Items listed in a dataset
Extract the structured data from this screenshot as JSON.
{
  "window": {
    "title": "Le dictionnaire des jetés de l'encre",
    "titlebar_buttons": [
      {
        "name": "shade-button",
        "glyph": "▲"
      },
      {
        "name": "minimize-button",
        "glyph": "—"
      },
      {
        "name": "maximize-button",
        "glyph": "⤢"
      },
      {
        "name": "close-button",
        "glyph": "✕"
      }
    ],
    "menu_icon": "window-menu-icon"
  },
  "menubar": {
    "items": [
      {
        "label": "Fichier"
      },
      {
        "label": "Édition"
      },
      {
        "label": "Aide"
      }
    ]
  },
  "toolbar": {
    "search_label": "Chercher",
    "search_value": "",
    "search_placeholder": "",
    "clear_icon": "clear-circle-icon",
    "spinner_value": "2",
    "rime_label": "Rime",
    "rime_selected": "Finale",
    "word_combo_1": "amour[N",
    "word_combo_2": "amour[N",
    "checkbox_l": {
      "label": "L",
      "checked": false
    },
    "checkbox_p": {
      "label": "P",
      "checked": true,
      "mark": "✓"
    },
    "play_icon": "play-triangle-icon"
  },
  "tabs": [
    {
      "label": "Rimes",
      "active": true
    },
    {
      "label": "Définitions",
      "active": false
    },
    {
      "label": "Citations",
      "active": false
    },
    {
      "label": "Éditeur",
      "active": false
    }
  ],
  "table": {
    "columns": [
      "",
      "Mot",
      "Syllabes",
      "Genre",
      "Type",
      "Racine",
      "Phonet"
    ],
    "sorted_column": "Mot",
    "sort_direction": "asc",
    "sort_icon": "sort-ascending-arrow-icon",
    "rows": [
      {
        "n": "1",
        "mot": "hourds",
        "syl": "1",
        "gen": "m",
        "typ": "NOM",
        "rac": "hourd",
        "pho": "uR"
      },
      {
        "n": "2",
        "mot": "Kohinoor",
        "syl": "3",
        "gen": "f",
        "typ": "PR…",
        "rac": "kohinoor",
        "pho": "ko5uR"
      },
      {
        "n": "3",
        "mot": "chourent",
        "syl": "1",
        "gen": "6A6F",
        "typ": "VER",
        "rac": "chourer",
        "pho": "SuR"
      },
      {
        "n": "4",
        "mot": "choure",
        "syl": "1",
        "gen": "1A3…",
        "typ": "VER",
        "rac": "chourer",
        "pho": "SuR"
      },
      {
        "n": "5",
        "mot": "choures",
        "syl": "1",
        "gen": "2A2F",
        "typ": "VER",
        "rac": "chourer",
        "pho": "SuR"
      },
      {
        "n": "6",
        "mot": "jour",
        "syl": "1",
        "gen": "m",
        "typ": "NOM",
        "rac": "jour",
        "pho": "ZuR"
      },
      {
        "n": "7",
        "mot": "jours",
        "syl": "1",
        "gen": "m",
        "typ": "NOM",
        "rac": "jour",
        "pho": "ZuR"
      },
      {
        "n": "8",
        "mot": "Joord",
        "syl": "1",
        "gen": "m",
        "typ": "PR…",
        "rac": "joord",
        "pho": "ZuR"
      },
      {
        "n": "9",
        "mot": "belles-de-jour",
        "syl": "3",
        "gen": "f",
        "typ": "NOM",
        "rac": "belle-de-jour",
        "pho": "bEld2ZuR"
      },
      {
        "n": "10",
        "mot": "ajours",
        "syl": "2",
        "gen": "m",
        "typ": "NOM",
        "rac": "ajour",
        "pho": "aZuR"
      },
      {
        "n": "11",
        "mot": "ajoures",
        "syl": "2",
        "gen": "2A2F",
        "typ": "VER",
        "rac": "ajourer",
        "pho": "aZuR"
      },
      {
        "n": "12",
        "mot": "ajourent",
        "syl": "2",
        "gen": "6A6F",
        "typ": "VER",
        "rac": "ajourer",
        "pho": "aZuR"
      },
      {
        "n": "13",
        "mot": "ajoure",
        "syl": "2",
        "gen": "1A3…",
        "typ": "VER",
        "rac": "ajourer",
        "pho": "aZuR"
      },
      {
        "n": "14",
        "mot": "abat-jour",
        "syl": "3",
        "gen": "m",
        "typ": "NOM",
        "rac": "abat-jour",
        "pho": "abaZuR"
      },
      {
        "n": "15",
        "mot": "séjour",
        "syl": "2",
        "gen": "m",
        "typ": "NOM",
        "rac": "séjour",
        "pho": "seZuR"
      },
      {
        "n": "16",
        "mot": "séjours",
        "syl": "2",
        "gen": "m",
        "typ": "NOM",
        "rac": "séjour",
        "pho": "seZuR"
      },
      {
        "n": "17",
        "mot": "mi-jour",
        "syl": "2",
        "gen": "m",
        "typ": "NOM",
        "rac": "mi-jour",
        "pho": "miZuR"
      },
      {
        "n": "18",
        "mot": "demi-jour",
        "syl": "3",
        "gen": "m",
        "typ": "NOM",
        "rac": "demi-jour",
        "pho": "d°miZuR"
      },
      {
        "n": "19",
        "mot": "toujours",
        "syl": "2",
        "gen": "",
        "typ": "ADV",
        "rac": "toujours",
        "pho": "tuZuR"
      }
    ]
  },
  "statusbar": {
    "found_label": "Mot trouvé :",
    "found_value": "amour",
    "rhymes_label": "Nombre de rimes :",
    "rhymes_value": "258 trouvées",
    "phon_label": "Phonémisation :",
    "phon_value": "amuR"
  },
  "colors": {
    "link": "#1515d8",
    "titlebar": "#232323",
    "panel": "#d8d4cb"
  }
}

### What is asked
State the number of lines in the records that include "icon", and write nothing else.

### Solution for this exercise
4